- Requirement: Count how many lines hold the string "name". Answer with that number and nothing more.

======

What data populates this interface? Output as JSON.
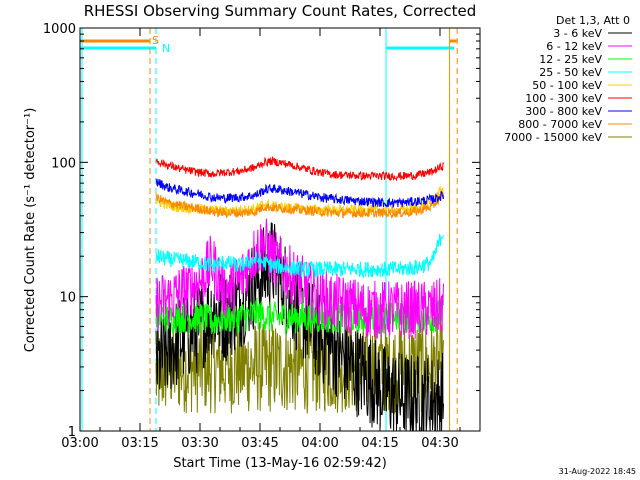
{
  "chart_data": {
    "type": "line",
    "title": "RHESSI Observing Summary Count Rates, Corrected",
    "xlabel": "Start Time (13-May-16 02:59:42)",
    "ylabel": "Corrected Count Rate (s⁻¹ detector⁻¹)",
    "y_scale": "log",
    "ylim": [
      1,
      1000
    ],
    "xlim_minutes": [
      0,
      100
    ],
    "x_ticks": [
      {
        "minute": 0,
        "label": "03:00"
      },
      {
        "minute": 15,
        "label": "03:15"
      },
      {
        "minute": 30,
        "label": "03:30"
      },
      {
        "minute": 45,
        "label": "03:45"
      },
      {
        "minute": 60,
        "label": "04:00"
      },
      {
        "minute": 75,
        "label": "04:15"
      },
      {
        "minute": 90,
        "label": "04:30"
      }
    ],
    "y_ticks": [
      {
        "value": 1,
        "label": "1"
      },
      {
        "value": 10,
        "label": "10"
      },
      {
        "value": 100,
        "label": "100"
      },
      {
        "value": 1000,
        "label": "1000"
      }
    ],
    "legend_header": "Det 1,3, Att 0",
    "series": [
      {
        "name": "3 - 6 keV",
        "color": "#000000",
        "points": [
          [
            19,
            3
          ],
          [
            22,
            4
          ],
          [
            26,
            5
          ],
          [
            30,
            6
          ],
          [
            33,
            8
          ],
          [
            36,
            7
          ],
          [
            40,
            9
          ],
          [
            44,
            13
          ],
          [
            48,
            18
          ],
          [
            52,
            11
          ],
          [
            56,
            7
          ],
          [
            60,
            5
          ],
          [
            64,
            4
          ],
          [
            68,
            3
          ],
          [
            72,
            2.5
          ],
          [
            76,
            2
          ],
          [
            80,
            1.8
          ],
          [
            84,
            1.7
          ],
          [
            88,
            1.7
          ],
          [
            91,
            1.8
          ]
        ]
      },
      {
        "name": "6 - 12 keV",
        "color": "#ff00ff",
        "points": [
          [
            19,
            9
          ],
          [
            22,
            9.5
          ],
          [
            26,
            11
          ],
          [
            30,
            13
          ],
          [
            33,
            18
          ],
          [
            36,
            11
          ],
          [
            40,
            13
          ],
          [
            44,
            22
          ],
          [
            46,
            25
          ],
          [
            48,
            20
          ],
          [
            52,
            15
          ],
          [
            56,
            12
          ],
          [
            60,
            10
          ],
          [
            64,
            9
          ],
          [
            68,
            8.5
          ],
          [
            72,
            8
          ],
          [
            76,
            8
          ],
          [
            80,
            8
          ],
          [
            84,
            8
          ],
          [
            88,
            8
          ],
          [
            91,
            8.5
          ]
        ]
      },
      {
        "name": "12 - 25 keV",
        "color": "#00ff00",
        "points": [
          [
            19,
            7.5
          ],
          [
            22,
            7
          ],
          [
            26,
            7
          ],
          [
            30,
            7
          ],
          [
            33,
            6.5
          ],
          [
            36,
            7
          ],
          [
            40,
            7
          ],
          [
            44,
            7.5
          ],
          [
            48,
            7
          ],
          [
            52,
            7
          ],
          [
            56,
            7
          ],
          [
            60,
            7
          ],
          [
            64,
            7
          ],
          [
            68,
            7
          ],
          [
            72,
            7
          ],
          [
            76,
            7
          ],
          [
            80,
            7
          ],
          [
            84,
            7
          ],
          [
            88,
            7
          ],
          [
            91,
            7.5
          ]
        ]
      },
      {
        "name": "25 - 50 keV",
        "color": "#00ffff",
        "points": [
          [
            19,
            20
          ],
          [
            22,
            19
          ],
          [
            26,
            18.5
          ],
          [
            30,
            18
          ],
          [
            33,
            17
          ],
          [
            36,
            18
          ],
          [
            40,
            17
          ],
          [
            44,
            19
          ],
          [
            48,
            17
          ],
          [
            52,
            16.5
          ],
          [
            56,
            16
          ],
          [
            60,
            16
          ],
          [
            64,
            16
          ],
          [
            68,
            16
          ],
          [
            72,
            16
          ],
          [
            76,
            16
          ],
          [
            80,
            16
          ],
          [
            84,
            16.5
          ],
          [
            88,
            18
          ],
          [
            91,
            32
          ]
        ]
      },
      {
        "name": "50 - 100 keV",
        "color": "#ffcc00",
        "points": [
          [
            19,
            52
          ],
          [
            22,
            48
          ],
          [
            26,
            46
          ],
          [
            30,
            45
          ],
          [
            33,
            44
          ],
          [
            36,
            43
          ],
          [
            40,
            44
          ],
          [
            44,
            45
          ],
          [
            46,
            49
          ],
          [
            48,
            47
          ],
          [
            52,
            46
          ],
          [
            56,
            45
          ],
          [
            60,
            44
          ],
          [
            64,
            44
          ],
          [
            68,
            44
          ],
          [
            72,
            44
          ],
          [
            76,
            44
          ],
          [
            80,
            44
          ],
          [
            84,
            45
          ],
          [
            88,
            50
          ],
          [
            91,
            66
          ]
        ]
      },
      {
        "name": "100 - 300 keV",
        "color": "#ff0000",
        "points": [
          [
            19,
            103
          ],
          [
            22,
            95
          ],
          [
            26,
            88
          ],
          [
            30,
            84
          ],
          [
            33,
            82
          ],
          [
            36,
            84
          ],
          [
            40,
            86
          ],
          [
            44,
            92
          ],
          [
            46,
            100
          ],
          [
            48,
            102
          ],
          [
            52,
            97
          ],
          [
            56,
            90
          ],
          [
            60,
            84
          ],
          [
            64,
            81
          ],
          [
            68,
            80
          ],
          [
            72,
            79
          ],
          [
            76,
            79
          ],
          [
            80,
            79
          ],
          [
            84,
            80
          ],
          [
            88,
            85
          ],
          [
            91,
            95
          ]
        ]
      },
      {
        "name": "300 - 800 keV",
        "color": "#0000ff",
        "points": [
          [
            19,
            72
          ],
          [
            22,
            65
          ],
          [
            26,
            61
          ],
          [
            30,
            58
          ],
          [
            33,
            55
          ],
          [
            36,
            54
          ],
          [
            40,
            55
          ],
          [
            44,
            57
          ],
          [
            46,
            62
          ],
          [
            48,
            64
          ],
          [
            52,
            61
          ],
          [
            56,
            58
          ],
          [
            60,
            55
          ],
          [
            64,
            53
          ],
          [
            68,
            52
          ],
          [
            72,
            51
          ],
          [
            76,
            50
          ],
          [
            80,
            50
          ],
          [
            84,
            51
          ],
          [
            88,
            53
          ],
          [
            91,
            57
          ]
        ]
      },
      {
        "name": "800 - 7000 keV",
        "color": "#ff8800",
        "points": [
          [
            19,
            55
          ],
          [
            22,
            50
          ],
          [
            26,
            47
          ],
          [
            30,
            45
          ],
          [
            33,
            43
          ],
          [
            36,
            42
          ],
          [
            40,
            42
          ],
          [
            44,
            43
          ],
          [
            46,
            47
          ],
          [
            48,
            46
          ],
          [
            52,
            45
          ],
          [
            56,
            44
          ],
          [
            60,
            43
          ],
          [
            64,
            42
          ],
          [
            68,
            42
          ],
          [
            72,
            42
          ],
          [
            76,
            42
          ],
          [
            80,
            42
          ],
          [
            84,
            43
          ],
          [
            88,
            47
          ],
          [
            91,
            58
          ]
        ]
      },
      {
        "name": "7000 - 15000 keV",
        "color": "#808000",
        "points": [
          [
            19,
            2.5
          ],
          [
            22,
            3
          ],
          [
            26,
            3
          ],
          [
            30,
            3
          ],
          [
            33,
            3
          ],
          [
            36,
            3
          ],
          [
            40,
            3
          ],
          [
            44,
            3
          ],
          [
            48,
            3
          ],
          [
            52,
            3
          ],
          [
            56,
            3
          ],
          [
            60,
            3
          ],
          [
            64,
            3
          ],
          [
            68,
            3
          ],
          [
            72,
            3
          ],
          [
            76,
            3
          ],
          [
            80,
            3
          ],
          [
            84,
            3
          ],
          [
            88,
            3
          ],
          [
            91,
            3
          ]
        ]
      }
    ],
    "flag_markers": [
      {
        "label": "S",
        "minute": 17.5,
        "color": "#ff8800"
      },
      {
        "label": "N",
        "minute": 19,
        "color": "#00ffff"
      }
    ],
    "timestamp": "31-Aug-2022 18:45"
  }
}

======

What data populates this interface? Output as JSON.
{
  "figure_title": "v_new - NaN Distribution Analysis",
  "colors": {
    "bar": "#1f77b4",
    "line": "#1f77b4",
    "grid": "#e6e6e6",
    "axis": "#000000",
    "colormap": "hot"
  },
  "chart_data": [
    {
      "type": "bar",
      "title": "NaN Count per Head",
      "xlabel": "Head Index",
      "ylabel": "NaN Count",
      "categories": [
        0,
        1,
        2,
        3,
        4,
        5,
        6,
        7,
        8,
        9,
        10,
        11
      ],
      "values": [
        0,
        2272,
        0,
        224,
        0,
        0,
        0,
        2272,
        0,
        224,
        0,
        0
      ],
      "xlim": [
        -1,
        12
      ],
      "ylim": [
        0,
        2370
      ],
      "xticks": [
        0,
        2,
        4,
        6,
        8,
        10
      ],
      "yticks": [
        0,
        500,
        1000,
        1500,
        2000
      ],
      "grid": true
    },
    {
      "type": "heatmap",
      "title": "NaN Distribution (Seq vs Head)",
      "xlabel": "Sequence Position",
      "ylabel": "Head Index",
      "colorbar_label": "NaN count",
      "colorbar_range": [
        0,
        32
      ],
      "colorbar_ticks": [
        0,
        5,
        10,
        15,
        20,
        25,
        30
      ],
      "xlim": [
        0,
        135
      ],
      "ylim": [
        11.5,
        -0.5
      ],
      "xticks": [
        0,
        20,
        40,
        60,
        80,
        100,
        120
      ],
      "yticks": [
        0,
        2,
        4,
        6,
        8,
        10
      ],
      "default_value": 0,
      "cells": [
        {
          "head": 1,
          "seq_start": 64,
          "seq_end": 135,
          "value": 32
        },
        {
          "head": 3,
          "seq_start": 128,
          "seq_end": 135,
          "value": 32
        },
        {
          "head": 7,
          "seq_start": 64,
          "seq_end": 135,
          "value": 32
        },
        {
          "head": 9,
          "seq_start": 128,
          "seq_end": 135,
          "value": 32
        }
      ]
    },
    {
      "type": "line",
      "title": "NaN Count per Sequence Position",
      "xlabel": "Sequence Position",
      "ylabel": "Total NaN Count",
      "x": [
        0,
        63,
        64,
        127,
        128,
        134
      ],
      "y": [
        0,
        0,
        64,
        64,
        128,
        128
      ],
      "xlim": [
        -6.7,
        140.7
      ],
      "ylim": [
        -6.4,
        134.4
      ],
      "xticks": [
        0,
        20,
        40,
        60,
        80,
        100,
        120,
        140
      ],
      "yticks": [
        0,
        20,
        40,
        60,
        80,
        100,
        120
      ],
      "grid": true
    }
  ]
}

======

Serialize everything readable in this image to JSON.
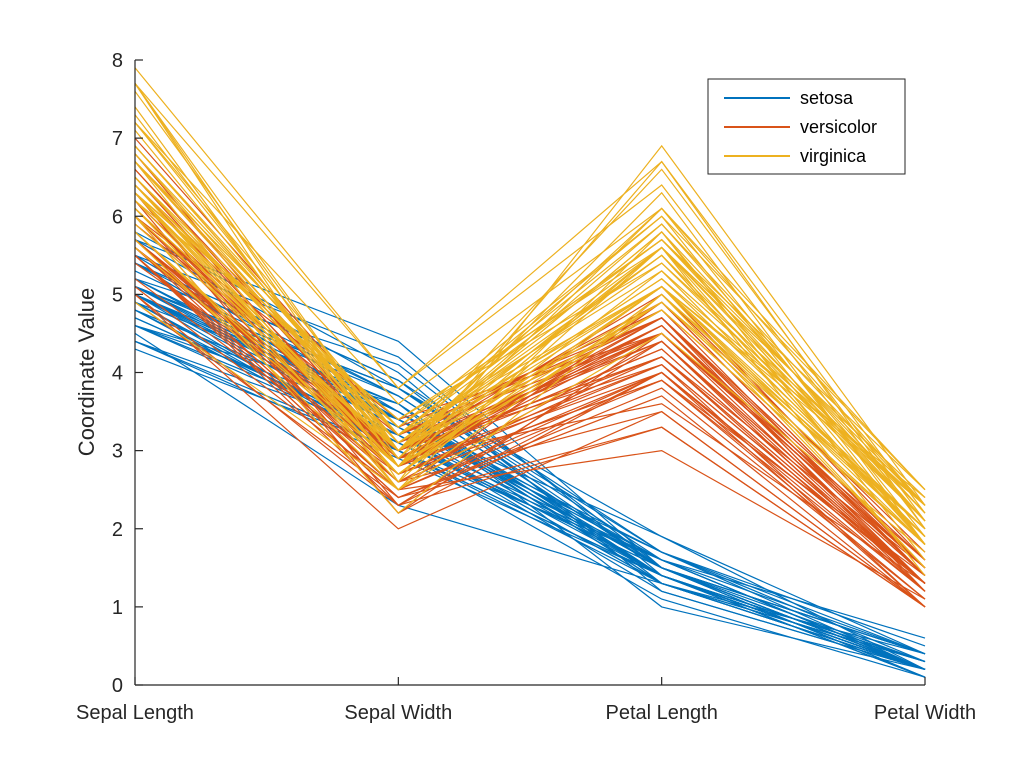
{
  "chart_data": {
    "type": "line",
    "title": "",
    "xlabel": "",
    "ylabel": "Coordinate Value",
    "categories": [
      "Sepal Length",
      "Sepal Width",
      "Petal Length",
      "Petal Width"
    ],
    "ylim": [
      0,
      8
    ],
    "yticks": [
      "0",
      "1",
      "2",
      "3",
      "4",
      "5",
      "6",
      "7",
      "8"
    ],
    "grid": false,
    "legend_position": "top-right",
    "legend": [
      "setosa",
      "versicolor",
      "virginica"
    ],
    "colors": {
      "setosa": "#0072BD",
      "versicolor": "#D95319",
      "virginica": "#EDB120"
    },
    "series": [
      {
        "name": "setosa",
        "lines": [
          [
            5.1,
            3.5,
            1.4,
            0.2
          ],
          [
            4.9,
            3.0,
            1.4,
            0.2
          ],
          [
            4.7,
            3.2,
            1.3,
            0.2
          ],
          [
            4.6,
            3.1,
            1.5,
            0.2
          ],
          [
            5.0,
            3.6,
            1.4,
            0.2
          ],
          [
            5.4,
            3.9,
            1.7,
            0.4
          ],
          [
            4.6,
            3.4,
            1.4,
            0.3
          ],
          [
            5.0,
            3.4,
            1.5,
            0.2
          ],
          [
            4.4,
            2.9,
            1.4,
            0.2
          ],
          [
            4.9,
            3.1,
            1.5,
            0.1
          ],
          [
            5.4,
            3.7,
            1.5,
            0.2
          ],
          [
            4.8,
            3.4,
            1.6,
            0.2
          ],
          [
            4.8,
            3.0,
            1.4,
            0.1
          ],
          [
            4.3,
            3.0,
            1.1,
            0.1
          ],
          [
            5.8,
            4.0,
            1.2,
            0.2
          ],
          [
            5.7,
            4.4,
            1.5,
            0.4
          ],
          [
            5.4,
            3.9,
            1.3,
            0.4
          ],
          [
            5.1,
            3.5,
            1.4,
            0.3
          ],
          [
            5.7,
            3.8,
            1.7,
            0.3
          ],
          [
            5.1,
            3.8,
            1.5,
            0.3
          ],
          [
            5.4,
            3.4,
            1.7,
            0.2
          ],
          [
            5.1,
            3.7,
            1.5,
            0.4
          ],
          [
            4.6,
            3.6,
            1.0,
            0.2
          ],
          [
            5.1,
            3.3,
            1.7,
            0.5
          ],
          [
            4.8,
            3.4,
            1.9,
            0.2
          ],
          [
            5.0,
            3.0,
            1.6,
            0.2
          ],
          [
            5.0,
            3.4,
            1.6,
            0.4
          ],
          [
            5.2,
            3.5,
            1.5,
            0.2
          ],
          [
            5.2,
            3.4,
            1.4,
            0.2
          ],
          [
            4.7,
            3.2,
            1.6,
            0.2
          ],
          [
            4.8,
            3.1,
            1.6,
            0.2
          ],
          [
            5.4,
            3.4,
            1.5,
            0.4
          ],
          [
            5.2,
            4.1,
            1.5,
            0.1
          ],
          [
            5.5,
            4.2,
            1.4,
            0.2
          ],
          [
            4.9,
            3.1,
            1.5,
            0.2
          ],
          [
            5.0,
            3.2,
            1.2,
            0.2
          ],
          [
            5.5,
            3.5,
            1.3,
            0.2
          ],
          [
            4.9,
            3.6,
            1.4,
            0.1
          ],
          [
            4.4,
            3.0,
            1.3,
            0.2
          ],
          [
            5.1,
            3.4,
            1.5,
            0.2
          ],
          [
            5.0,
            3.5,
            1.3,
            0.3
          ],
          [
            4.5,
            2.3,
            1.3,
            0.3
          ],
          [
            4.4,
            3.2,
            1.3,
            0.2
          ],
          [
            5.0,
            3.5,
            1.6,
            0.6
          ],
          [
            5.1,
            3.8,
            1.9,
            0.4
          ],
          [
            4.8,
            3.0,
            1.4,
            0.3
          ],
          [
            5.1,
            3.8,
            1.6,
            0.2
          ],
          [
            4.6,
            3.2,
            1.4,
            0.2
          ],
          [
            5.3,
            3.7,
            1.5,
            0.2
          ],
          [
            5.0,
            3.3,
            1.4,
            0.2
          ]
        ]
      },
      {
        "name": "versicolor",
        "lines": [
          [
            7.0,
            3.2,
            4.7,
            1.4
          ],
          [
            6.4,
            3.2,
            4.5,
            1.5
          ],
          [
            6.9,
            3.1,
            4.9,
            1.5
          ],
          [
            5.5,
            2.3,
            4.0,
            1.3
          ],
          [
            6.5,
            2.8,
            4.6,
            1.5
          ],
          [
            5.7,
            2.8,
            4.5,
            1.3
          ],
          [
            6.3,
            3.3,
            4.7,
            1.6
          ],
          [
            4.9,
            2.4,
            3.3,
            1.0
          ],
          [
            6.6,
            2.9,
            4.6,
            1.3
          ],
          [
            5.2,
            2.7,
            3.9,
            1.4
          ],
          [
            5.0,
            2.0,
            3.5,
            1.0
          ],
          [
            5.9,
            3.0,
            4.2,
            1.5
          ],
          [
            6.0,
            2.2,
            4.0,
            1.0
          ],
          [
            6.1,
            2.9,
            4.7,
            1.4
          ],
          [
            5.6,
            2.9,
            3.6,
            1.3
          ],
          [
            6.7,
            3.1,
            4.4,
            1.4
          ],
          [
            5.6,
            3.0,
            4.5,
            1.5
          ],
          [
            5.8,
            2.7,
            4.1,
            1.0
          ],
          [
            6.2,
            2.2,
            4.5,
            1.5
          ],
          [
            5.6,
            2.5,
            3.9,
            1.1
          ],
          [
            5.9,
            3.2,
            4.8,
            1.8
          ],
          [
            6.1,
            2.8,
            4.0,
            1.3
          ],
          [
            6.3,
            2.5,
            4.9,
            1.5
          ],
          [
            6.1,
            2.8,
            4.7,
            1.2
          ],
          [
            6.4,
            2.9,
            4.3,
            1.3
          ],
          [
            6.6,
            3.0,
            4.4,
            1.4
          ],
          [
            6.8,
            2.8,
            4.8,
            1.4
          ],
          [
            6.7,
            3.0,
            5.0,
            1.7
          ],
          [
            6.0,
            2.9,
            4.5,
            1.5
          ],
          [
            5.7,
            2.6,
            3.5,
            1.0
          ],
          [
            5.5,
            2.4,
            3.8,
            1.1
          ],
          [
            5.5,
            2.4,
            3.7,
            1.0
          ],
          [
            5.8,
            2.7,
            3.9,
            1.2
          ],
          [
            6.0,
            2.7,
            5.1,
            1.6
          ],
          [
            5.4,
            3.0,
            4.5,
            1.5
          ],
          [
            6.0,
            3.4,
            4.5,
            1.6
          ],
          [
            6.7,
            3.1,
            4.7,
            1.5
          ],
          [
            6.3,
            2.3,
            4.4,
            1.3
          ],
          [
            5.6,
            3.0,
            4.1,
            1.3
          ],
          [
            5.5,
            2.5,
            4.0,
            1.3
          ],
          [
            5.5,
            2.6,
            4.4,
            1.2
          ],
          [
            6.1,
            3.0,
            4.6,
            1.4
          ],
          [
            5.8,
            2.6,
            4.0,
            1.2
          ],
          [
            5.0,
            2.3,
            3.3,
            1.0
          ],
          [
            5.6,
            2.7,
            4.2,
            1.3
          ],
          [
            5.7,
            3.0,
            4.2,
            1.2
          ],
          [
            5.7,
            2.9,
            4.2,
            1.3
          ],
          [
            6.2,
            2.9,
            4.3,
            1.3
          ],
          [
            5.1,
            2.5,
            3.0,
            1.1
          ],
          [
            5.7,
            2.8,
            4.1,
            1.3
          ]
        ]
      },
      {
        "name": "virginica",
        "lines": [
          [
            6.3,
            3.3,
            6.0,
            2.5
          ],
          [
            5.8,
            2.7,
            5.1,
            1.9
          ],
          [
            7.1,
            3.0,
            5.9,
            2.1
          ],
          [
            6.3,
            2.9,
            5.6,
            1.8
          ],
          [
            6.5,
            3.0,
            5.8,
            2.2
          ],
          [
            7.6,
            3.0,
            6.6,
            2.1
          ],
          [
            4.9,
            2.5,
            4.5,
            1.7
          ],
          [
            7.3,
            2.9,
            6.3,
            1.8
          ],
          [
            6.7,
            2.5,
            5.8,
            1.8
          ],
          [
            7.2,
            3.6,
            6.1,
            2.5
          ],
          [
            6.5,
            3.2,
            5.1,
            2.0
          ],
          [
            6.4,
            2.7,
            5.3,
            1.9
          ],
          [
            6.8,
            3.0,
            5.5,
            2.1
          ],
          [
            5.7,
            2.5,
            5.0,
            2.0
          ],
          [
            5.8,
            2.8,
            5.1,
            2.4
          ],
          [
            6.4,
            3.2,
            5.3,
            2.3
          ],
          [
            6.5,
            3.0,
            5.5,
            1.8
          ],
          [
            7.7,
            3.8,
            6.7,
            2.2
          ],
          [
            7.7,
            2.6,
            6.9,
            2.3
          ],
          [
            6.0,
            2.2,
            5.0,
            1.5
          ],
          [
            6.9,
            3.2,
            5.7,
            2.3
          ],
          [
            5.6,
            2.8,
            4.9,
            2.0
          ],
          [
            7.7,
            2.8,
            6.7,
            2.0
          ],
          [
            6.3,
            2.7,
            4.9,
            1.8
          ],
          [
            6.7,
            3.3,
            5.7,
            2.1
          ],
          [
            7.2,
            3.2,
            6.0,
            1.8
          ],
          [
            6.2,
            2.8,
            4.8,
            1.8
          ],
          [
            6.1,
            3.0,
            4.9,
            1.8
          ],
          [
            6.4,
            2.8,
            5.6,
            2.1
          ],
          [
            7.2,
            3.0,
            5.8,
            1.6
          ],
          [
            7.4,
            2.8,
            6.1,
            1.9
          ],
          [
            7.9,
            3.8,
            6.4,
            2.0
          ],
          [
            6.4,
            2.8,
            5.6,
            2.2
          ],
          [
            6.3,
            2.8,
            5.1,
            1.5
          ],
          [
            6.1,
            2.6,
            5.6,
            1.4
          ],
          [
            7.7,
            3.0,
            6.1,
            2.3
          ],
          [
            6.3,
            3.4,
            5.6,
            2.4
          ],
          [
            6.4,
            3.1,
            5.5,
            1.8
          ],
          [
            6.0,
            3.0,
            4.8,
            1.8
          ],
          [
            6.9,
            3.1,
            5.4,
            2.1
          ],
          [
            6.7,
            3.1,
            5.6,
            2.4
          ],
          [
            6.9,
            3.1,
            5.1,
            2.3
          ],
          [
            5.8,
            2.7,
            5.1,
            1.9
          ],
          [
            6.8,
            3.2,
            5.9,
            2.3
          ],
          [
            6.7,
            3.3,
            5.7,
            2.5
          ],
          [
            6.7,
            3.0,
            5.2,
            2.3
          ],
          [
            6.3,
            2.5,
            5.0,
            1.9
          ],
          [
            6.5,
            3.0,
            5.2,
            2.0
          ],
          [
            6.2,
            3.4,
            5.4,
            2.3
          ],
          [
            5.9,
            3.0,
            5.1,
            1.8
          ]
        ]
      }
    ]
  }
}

======

- Response to this task: 12